→ **What you have to do**: Gather every line below where "your" appears.

↓

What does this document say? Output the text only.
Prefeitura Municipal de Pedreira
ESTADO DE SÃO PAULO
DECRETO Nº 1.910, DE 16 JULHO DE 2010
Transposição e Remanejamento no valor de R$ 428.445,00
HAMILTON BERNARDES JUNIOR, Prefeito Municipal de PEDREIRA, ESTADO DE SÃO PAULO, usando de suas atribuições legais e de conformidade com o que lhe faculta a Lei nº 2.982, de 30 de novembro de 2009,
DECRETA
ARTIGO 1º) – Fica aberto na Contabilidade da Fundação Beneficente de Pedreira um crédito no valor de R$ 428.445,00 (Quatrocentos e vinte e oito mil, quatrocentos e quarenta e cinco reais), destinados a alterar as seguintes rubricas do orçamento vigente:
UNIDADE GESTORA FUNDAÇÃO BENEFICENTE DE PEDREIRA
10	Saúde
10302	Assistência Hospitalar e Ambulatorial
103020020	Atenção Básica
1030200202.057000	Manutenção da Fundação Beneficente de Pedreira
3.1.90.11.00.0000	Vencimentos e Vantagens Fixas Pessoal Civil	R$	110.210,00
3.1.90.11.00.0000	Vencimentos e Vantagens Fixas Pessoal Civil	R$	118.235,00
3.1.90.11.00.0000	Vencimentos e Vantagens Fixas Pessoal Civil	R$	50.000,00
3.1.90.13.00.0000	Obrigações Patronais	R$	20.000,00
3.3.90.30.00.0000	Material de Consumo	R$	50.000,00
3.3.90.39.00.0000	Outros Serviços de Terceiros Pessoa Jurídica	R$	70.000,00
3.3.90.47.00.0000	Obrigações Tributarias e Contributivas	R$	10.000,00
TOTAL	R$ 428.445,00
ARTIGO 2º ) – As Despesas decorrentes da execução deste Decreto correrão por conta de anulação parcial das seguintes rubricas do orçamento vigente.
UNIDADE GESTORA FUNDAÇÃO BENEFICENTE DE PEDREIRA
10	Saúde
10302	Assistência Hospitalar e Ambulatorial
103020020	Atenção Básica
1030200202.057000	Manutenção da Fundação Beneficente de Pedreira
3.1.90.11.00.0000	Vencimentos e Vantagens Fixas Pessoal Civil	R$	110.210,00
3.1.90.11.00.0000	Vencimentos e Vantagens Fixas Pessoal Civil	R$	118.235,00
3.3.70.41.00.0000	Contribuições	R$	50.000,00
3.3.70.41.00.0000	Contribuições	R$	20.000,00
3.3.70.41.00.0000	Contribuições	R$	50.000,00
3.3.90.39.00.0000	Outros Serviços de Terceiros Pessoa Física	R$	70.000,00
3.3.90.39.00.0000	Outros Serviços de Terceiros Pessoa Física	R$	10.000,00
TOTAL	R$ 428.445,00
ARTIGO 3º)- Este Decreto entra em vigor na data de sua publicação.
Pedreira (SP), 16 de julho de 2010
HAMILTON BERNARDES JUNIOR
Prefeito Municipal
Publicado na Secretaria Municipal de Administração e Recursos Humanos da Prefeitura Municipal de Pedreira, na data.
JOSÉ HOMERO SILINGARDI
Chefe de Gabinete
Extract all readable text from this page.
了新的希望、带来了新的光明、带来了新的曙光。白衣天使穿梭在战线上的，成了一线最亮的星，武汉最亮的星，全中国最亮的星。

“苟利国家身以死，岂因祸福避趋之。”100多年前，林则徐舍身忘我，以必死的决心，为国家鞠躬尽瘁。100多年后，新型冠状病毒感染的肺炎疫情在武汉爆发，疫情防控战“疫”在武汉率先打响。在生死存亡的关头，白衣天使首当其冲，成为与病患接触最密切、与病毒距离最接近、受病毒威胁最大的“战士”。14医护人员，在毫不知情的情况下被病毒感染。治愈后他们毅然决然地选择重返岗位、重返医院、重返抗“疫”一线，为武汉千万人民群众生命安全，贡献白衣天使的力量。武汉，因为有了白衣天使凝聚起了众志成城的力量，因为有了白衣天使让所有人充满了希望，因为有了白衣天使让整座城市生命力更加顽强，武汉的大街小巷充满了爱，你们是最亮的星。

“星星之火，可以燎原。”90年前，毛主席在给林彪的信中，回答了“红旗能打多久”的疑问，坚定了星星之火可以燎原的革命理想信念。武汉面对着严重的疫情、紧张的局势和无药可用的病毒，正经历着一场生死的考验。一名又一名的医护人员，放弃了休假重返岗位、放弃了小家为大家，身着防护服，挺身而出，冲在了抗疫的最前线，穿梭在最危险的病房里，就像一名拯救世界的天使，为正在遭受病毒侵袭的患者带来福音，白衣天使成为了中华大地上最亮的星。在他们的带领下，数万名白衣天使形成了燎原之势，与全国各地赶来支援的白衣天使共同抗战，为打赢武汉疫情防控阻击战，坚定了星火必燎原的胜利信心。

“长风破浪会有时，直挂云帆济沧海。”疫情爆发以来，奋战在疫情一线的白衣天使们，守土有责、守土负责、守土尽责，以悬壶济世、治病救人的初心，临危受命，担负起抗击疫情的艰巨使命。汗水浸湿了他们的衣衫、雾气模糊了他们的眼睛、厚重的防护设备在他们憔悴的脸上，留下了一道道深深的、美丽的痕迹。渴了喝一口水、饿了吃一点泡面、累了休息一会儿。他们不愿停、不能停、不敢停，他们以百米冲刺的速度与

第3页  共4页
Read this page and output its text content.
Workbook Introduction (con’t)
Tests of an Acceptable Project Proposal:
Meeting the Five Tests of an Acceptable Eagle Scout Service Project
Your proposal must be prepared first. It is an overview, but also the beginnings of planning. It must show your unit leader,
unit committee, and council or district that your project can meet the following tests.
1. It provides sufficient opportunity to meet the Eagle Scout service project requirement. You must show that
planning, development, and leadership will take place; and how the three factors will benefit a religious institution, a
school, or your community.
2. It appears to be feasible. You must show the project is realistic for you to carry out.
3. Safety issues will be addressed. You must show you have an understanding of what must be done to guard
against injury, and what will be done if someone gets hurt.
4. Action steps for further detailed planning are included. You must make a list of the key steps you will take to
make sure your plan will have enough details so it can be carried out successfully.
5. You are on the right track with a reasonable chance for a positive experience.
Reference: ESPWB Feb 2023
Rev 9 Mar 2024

↑

→ **Problem solution**:
Your proposal must be prepared first. It is an overview, but also the beginnings of planning. It must show your unit leader,
unit committee, and council or district that your project can meet the following tests.
school, or your community.
make sure your plan will have enough details so it can be carried out successfully.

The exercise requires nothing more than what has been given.